* [Do this] What follows is a set of records, each of which is to be written out exactly.

* [Input]
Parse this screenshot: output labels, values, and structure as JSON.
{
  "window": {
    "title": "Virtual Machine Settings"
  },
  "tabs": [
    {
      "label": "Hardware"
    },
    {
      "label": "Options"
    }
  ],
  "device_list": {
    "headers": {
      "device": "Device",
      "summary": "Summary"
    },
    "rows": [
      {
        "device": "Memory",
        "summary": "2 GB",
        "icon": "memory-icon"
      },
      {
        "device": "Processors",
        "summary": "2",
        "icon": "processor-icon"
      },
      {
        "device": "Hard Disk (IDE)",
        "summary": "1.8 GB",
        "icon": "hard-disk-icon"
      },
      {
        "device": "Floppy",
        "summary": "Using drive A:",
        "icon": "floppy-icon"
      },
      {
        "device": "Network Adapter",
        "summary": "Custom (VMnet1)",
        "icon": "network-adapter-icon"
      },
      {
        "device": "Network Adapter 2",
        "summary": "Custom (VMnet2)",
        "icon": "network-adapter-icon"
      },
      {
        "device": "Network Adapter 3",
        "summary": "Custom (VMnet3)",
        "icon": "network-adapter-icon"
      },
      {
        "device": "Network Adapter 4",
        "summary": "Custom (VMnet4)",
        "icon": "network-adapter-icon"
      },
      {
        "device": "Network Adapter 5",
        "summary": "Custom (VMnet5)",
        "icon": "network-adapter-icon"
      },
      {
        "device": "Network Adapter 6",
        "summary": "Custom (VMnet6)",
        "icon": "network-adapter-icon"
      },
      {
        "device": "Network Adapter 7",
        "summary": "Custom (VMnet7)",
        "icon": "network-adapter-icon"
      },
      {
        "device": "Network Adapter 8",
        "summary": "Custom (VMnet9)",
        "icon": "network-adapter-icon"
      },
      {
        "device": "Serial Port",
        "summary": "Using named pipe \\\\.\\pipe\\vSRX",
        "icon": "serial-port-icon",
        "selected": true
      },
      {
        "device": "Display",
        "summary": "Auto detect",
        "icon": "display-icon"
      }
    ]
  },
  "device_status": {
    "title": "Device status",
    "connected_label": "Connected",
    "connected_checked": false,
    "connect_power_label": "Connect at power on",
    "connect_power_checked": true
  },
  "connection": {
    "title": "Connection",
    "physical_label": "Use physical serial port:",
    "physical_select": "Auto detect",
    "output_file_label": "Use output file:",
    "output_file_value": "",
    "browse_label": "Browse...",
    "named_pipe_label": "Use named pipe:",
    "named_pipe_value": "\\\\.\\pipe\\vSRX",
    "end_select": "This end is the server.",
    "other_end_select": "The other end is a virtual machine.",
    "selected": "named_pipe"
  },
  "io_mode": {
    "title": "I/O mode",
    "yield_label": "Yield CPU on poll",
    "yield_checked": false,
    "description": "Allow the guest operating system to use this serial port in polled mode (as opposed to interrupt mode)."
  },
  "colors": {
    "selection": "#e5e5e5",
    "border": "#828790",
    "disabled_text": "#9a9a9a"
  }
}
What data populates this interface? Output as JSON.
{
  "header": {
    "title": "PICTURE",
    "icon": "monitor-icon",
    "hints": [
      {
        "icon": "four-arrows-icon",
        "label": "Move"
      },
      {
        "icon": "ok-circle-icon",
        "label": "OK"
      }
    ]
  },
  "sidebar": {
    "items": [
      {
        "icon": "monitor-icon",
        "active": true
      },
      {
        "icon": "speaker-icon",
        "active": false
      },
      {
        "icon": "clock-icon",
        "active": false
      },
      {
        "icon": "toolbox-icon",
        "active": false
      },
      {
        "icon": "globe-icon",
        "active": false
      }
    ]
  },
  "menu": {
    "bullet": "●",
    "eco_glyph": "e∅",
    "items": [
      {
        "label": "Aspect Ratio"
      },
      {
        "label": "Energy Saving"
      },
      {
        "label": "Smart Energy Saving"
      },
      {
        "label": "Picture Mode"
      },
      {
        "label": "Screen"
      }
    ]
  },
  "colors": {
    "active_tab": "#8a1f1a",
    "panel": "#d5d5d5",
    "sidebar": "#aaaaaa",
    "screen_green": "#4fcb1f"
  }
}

* [Exercise response]
Parse this screenshot: output labels, values, and structure as JSON.
{
  "window": {
    "title": "Virtual Machine Settings"
  },
  "tabs": [
    {
      "label": "Hardware"
    },
    {
      "label": "Options"
    }
  ],
  "device_list": {
    "headers": {
      "device": "Device",
      "summary": "Summary"
    },
    "rows": [
      {
        "device": "Memory",
        "summary": "2 GB",
        "icon": "memory-icon"
      },
      {
        "device": "Processors",
        "summary": "2",
        "icon": "processor-icon"
      },
      {
        "device": "Hard Disk (IDE)",
        "summary": "1.8 GB",
        "icon": "hard-disk-icon"
      },
      {
        "device": "Floppy",
        "summary": "Using drive A:",
        "icon": "floppy-icon"
      },
      {
        "device": "Network Adapter",
        "summary": "Custom (VMnet1)",
        "icon": "network-adapter-icon"
      },
      {
        "device": "Network Adapter 2",
        "summary": "Custom (VMnet2)",
        "icon": "network-adapter-icon"
      },
      {
        "device": "Network Adapter 3",
        "summary": "Custom (VMnet3)",
        "icon": "network-adapter-icon"
      },
      {
        "device": "Network Adapter 4",
        "summary": "Custom (VMnet4)",
        "icon": "network-adapter-icon"
      },
      {
        "device": "Network Adapter 5",
        "summary": "Custom (VMnet5)",
        "icon": "network-adapter-icon"
      },
      {
        "device": "Network Adapter 6",
        "summary": "Custom (VMnet6)",
        "icon": "network-adapter-icon"
      },
      {
        "device": "Network Adapter 7",
        "summary": "Custom (VMnet7)",
        "icon": "network-adapter-icon"
      },
      {
        "device": "Network Adapter 8",
        "summary": "Custom (VMnet9)",
        "icon": "network-adapter-icon"
      },
      {
        "device": "Serial Port",
        "summary": "Using named pipe \\\\.\\pipe\\vSRX",
        "icon": "serial-port-icon",
        "selected": true
      },
      {
        "device": "Display",
        "summary": "Auto detect",
        "icon": "display-icon"
      }
    ]
  },
  "device_status": {
    "title": "Device status",
    "connected_label": "Connected",
    "connected_checked": false,
    "connect_power_label": "Connect at power on",
    "connect_power_checked": true
  },
  "connection": {
    "title": "Connection",
    "physical_label": "Use physical serial port:",
    "physical_select": "Auto detect",
    "output_file_label": "Use output file:",
    "output_file_value": "",
    "browse_label": "Browse...",
    "named_pipe_label": "Use named pipe:",
    "named_pipe_value": "\\\\.\\pipe\\vSRX",
    "end_select": "This end is the server.",
    "other_end_select": "The other end is a virtual machine.",
    "selected": "named_pipe"
  },
  "io_mode": {
    "title": "I/O mode",
    "yield_label": "Yield CPU on poll",
    "yield_checked": false,
    "description": "Allow the guest operating system to use this serial port in polled mode (as opposed to interrupt mode)."
  },
  "colors": {
    "selection": "#e5e5e5",
    "border": "#828790",
    "disabled_text": "#9a9a9a"
  }
}
What data populates this interface? Output as JSON.
{
  "header": {
    "title": "PICTURE",
    "icon": "monitor-icon",
    "hints": [
      {
        "icon": "four-arrows-icon",
        "label": "Move"
      },
      {
        "icon": "ok-circle-icon",
        "label": "OK"
      }
    ]
  },
  "sidebar": {
    "items": [
      {
        "icon": "monitor-icon",
        "active": true
      },
      {
        "icon": "speaker-icon",
        "active": false
      },
      {
        "icon": "clock-icon",
        "active": false
      },
      {
        "icon": "toolbox-icon",
        "active": false
      },
      {
        "icon": "globe-icon",
        "active": false
      }
    ]
  },
  "menu": {
    "bullet": "●",
    "eco_glyph": "e∅",
    "items": [
      {
        "label": "Aspect Ratio"
      },
      {
        "label": "Energy Saving"
      },
      {
        "label": "Smart Energy Saving"
      },
      {
        "label": "Picture Mode"
      },
      {
        "label": "Screen"
      }
    ]
  },
  "colors": {
    "active_tab": "#8a1f1a",
    "panel": "#d5d5d5",
    "sidebar": "#aaaaaa",
    "screen_green": "#4fcb1f"
  }
}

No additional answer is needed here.